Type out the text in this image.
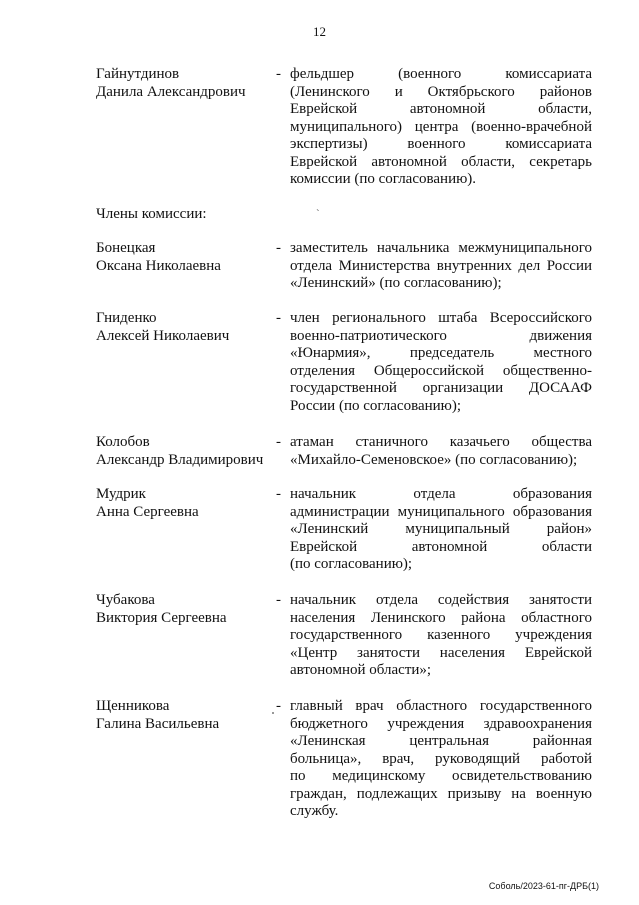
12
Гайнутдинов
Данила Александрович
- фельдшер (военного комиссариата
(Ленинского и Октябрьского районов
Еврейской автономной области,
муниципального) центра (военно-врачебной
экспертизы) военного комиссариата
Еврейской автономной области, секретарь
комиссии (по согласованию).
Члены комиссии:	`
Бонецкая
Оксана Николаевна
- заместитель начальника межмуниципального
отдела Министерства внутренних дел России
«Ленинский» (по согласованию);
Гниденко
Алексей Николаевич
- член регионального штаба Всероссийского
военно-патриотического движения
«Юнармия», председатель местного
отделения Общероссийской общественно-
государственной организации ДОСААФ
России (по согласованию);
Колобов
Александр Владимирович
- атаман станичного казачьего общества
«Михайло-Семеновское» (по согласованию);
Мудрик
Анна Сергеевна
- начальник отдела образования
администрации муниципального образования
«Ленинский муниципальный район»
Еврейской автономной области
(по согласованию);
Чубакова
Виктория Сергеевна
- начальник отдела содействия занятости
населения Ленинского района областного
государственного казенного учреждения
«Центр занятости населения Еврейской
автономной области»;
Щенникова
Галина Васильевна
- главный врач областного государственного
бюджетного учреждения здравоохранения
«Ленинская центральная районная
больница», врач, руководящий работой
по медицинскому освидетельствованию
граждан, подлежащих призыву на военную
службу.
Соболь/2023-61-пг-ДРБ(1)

·····

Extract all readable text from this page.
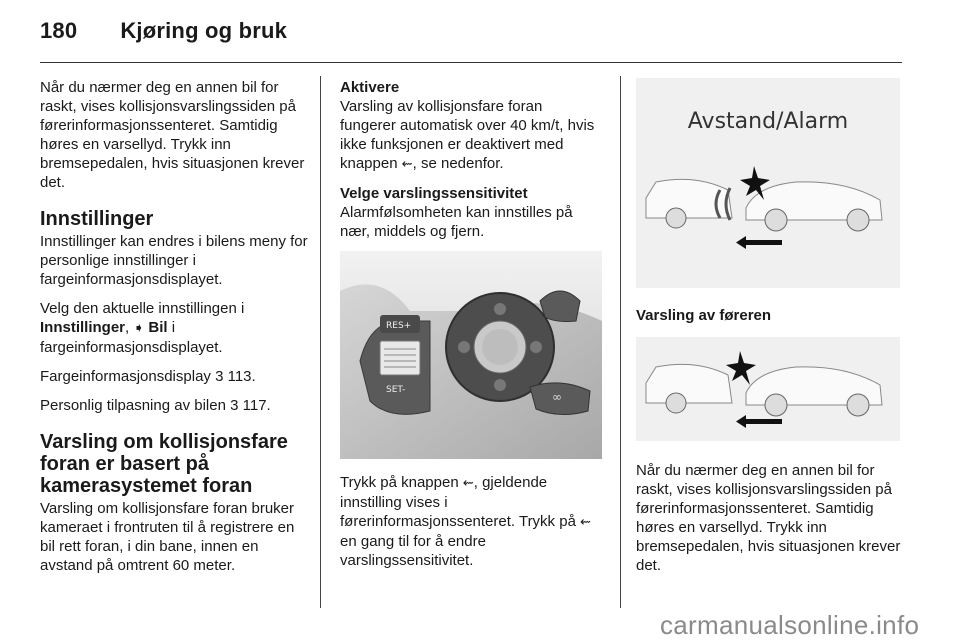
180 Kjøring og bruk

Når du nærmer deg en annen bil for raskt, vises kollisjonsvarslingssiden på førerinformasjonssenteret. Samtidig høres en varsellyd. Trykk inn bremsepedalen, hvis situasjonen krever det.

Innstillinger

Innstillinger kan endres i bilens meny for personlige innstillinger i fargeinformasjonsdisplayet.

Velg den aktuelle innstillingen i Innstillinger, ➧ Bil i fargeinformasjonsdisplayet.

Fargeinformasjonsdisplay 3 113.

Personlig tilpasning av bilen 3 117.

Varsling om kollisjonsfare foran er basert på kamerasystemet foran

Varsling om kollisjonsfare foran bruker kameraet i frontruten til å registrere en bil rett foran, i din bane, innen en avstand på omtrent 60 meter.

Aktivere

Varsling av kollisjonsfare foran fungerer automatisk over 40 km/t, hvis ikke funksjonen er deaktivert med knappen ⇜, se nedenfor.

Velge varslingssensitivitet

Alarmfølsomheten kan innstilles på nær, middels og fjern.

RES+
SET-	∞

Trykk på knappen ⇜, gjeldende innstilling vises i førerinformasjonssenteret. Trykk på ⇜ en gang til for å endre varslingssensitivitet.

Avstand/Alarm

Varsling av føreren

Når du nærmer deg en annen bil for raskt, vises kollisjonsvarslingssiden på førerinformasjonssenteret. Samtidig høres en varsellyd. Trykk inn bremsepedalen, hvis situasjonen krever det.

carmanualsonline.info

·····

[What is required] In the entries above, find each line with the word "fargeinformasjonsdisplayet" and show it.

[Solution for this task]
Innstillinger kan endres i bilens meny for personlige innstillinger i fargeinformasjonsdisplayet.
Velg den aktuelle innstillingen i Innstillinger, ➧ Bil i fargeinformasjonsdisplayet.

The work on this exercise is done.